◆ **What is being asked**
Reproduce every line of the data below verbatim, leaving out the pictures.

Labeled region entries:
◆ ◆ ◆ ◆ ◆ ◆ ◆

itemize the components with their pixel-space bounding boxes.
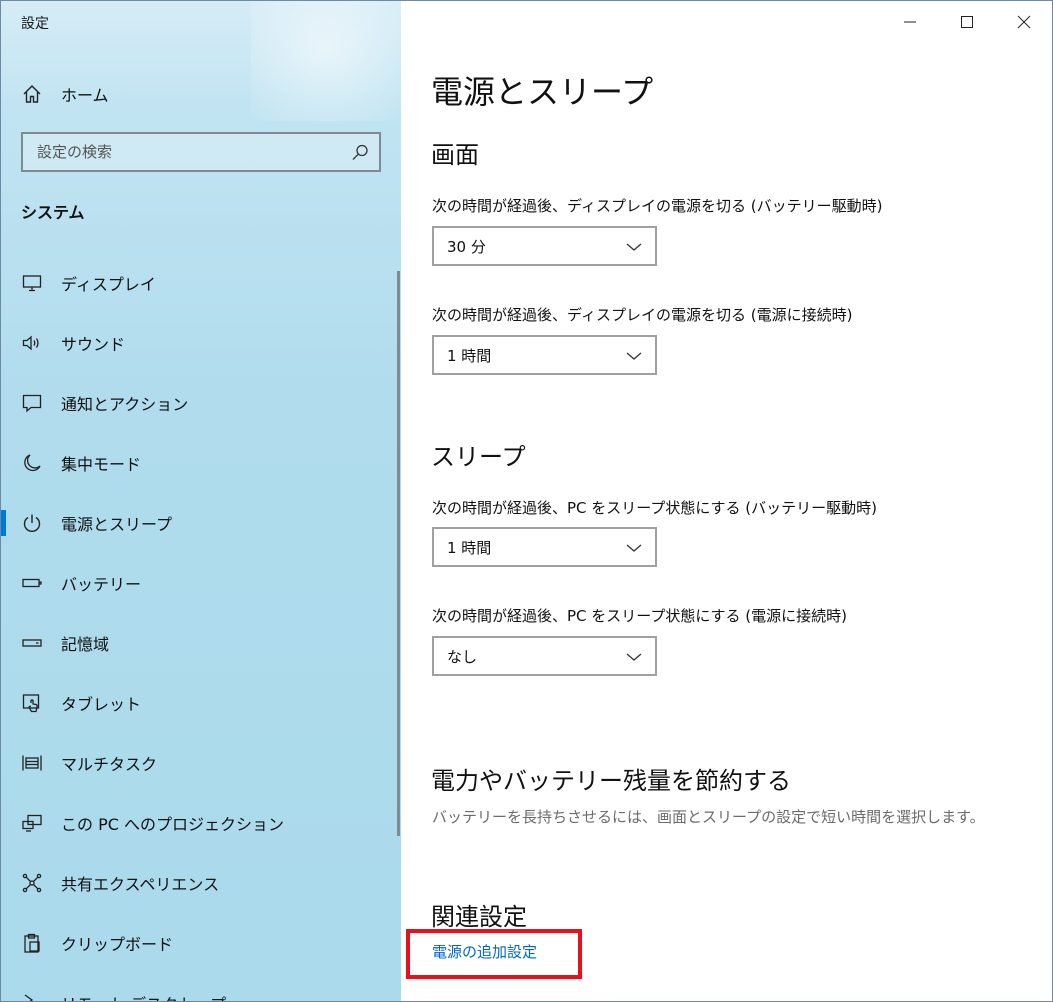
search-box[interactable] — [21, 132, 381, 172]
chevron-down-icon — [623, 537, 645, 559]
close-button[interactable] — [995, 1, 1052, 43]
settings-window: 設定 ホーム システム — [0, 0, 1053, 1002]
minimize-icon — [903, 21, 916, 23]
sidebar-item-label: 通知とアクション — [61, 395, 189, 414]
multitask-icon — [21, 752, 43, 774]
moon-icon — [21, 452, 43, 474]
content-pane: 電源とスリープ 画面 次の時間が経過後、ディスプレイの電源を切る (バッテリー駆… — [401, 1, 1052, 1001]
search-icon[interactable] — [349, 142, 371, 164]
save-power-description: バッテリーを長持ちさせるには、画面とスリープの設定で短い時間を選択します。 — [432, 808, 985, 826]
home-icon — [21, 83, 43, 105]
battery-icon — [21, 572, 43, 594]
screen-plugged-label: 次の時間が経過後、ディスプレイの電源を切る (電源に接続時) — [432, 306, 853, 324]
sidebar-item-notifications[interactable]: 通知とアクション — [1, 373, 401, 433]
sidebar-item-label: 記憶域 — [61, 635, 110, 654]
screen-heading: 画面 — [431, 141, 479, 169]
dropdown-value: 1 時間 — [447, 538, 492, 557]
sidebar-item-display[interactable]: ディスプレイ — [1, 253, 401, 313]
additional-power-settings-link[interactable]: 電源の追加設定 — [432, 941, 537, 962]
sidebar-item-label: サウンド — [61, 335, 126, 354]
sidebar-item-projection[interactable]: この PC へのプロジェクション — [1, 793, 401, 853]
sidebar-scrollbar[interactable] — [397, 271, 400, 836]
speaker-icon — [21, 332, 43, 354]
sidebar-item-focus-assist[interactable]: 集中モード — [1, 433, 401, 493]
sidebar-item-label: この PC へのプロジェクション — [61, 815, 284, 834]
system-nav-list: ディスプレイ サウンド 通知とアクション 集中モード 電源とスリープ バッテリー… — [1, 253, 401, 1001]
sleep-battery-dropdown[interactable]: 1 時間 — [432, 527, 657, 567]
sleep-plugged-label: 次の時間が経過後、PC をスリープ状態にする (電源に接続時) — [432, 607, 848, 625]
sidebar-item-label: ディスプレイ — [61, 275, 156, 294]
chevron-down-icon — [623, 236, 645, 258]
close-icon — [1017, 15, 1030, 29]
sidebar: 設定 ホーム システム — [1, 1, 401, 1001]
tablet-icon — [21, 692, 43, 714]
sidebar-item-shared-experiences[interactable]: 共有エクスペリエンス — [1, 853, 401, 913]
sleep-heading: スリープ — [431, 443, 526, 471]
minimize-button[interactable] — [881, 1, 938, 43]
clipboard-icon — [21, 932, 43, 954]
screen-battery-label: 次の時間が経過後、ディスプレイの電源を切る (バッテリー駆動時) — [432, 197, 883, 215]
sidebar-item-clipboard[interactable]: クリップボード — [1, 913, 401, 973]
dropdown-value: 1 時間 — [447, 346, 492, 365]
sidebar-item-label: 電源とスリープ — [61, 515, 173, 534]
dropdown-value: なし — [447, 647, 478, 666]
sleep-plugged-dropdown[interactable]: なし — [432, 636, 657, 676]
maximize-icon — [960, 16, 973, 28]
sidebar-item-power-sleep[interactable]: 電源とスリープ — [1, 493, 401, 553]
sidebar-item-remote-desktop[interactable]: リモート デスクトップ — [1, 973, 401, 1001]
power-icon — [21, 512, 43, 534]
sidebar-item-label: リモート デスクトップ — [61, 991, 226, 1001]
sidebar-item-label: マルチタスク — [61, 755, 158, 774]
sidebar-item-sound[interactable]: サウンド — [1, 313, 401, 373]
search-input[interactable] — [23, 142, 349, 162]
save-power-heading: 電力やバッテリー残量を節約する — [431, 767, 791, 795]
related-settings-heading: 関連設定 — [431, 903, 527, 931]
app-title: 設定 — [21, 16, 49, 32]
chevron-down-icon — [623, 345, 645, 367]
chevron-down-icon — [623, 646, 645, 668]
maximize-button[interactable] — [938, 1, 995, 43]
sidebar-item-label: 集中モード — [61, 455, 142, 474]
sidebar-item-label: タブレット — [61, 695, 142, 714]
notification-icon — [21, 392, 43, 414]
sidebar-item-label: 共有エクスペリエンス — [61, 875, 220, 894]
home-nav-item[interactable]: ホーム — [21, 79, 109, 109]
screen-battery-dropdown[interactable]: 30 分 — [432, 226, 657, 266]
sidebar-item-storage[interactable]: 記憶域 — [1, 613, 401, 673]
page-title: 電源とスリープ — [431, 73, 654, 111]
dropdown-value: 30 分 — [447, 237, 486, 256]
screen-plugged-dropdown[interactable]: 1 時間 — [432, 335, 657, 375]
sidebar-item-label: バッテリー — [61, 575, 142, 594]
sidebar-item-label: クリップボード — [61, 935, 174, 954]
projection-icon — [21, 812, 43, 834]
shared-experience-icon — [21, 872, 43, 894]
sidebar-item-tablet[interactable]: タブレット — [1, 673, 401, 733]
storage-icon — [21, 632, 43, 654]
sidebar-item-battery[interactable]: バッテリー — [1, 553, 401, 613]
sleep-battery-label: 次の時間が経過後、PC をスリープ状態にする (バッテリー駆動時) — [432, 499, 878, 517]
section-label: システム — [21, 203, 85, 222]
sidebar-item-multitasking[interactable]: マルチタスク — [1, 733, 401, 793]
home-label: ホーム — [61, 86, 109, 105]
remote-desktop-icon — [21, 992, 43, 1001]
display-icon — [21, 272, 43, 294]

◆ ◆ ◆ ◆ ◆ ◆ ◆

◆ **Solution to this problem**
itemize the components with their pixel-space bounding boxes.
search-box[interactable] — [21, 132, 381, 172]
chevron-down-icon — [623, 537, 645, 559]
close-button[interactable] — [995, 1, 1052, 43]
settings-window: 設定 ホーム システム — [0, 0, 1053, 1002]
minimize-icon — [903, 21, 916, 23]
sidebar-item-label: 通知とアクション — [61, 395, 189, 414]
multitask-icon — [21, 752, 43, 774]
moon-icon — [21, 452, 43, 474]
content-pane: 電源とスリープ 画面 次の時間が経過後、ディスプレイの電源を切る (バッテリー駆… — [401, 1, 1052, 1001]
search-icon[interactable] — [349, 142, 371, 164]
save-power-description: バッテリーを長持ちさせるには、画面とスリープの設定で短い時間を選択します。 — [432, 808, 985, 826]
home-icon — [21, 83, 43, 105]
battery-icon — [21, 572, 43, 594]
screen-plugged-label: 次の時間が経過後、ディスプレイの電源を切る (電源に接続時) — [432, 306, 853, 324]
sidebar-item-notifications[interactable]: 通知とアクション — [1, 373, 401, 433]
sidebar-item-label: 記憶域 — [61, 635, 110, 654]
screen-heading: 画面 — [431, 141, 479, 169]
dropdown-value: 1 時間 — [447, 538, 492, 557]
sidebar-item-display[interactable]: ディスプレイ — [1, 253, 401, 313]
additional-power-settings-link[interactable]: 電源の追加設定 — [432, 941, 537, 962]
sidebar-item-label: サウンド — [61, 335, 126, 354]
sidebar-item-projection[interactable]: この PC へのプロジェクション — [1, 793, 401, 853]
sidebar-scrollbar[interactable] — [397, 271, 400, 836]
speaker-icon — [21, 332, 43, 354]
sidebar-item-focus-assist[interactable]: 集中モード — [1, 433, 401, 493]
sidebar-item-label: この PC へのプロジェクション — [61, 815, 284, 834]
system-nav-list: ディスプレイ サウンド 通知とアクション 集中モード 電源とスリープ バッテリー… — [1, 253, 401, 1001]
sleep-battery-dropdown[interactable]: 1 時間 — [432, 527, 657, 567]
sleep-plugged-label: 次の時間が経過後、PC をスリープ状態にする (電源に接続時) — [432, 607, 848, 625]
sidebar-item-label: ディスプレイ — [61, 275, 156, 294]
chevron-down-icon — [623, 236, 645, 258]
close-icon — [1017, 15, 1030, 29]
sidebar: 設定 ホーム システム — [1, 1, 401, 1001]
tablet-icon — [21, 692, 43, 714]
sidebar-item-shared-experiences[interactable]: 共有エクスペリエンス — [1, 853, 401, 913]
sleep-heading: スリープ — [431, 443, 526, 471]
minimize-button[interactable] — [881, 1, 938, 43]
clipboard-icon — [21, 932, 43, 954]
screen-battery-label: 次の時間が経過後、ディスプレイの電源を切る (バッテリー駆動時) — [432, 197, 883, 215]
sidebar-item-clipboard[interactable]: クリップボード — [1, 913, 401, 973]
dropdown-value: 1 時間 — [447, 346, 492, 365]
sidebar-item-label: 電源とスリープ — [61, 515, 173, 534]
dropdown-value: なし — [447, 647, 478, 666]
sleep-plugged-dropdown[interactable]: なし — [432, 636, 657, 676]
maximize-icon — [960, 16, 973, 28]
sidebar-item-power-sleep[interactable]: 電源とスリープ — [1, 493, 401, 553]
sidebar-item-remote-desktop[interactable]: リモート デスクトップ — [1, 973, 401, 1001]
power-icon — [21, 512, 43, 534]
sidebar-item-label: リモート デスクトップ — [61, 991, 226, 1001]
sidebar-item-label: マルチタスク — [61, 755, 158, 774]
sidebar-item-sound[interactable]: サウンド — [1, 313, 401, 373]
search-input[interactable] — [23, 142, 349, 162]
save-power-heading: 電力やバッテリー残量を節約する — [431, 767, 791, 795]
related-settings-heading: 関連設定 — [431, 903, 527, 931]
app-title: 設定 — [21, 16, 49, 32]
chevron-down-icon — [623, 345, 645, 367]
chevron-down-icon — [623, 646, 645, 668]
maximize-button[interactable] — [938, 1, 995, 43]
sidebar-item-label: 集中モード — [61, 455, 142, 474]
sidebar-item-label: タブレット — [61, 695, 142, 714]
notification-icon — [21, 392, 43, 414]
sidebar-item-label: 共有エクスペリエンス — [61, 875, 220, 894]
home-nav-item[interactable]: ホーム — [21, 79, 109, 109]
screen-battery-dropdown[interactable]: 30 分 — [432, 226, 657, 266]
sidebar-item-storage[interactable]: 記憶域 — [1, 613, 401, 673]
page-title: 電源とスリープ — [431, 73, 654, 111]
dropdown-value: 30 分 — [447, 237, 486, 256]
screen-plugged-dropdown[interactable]: 1 時間 — [432, 335, 657, 375]
sidebar-item-label: バッテリー — [61, 575, 142, 594]
sidebar-item-label: クリップボード — [61, 935, 174, 954]
projection-icon — [21, 812, 43, 834]
shared-experience-icon — [21, 872, 43, 894]
sidebar-item-tablet[interactable]: タブレット — [1, 673, 401, 733]
storage-icon — [21, 632, 43, 654]
sidebar-item-battery[interactable]: バッテリー — [1, 553, 401, 613]
sleep-battery-label: 次の時間が経過後、PC をスリープ状態にする (バッテリー駆動時) — [432, 499, 878, 517]
section-label: システム — [21, 203, 85, 222]
sidebar-item-multitasking[interactable]: マルチタスク — [1, 733, 401, 793]
home-label: ホーム — [61, 86, 109, 105]
remote-desktop-icon — [21, 992, 43, 1001]
display-icon — [21, 272, 43, 294]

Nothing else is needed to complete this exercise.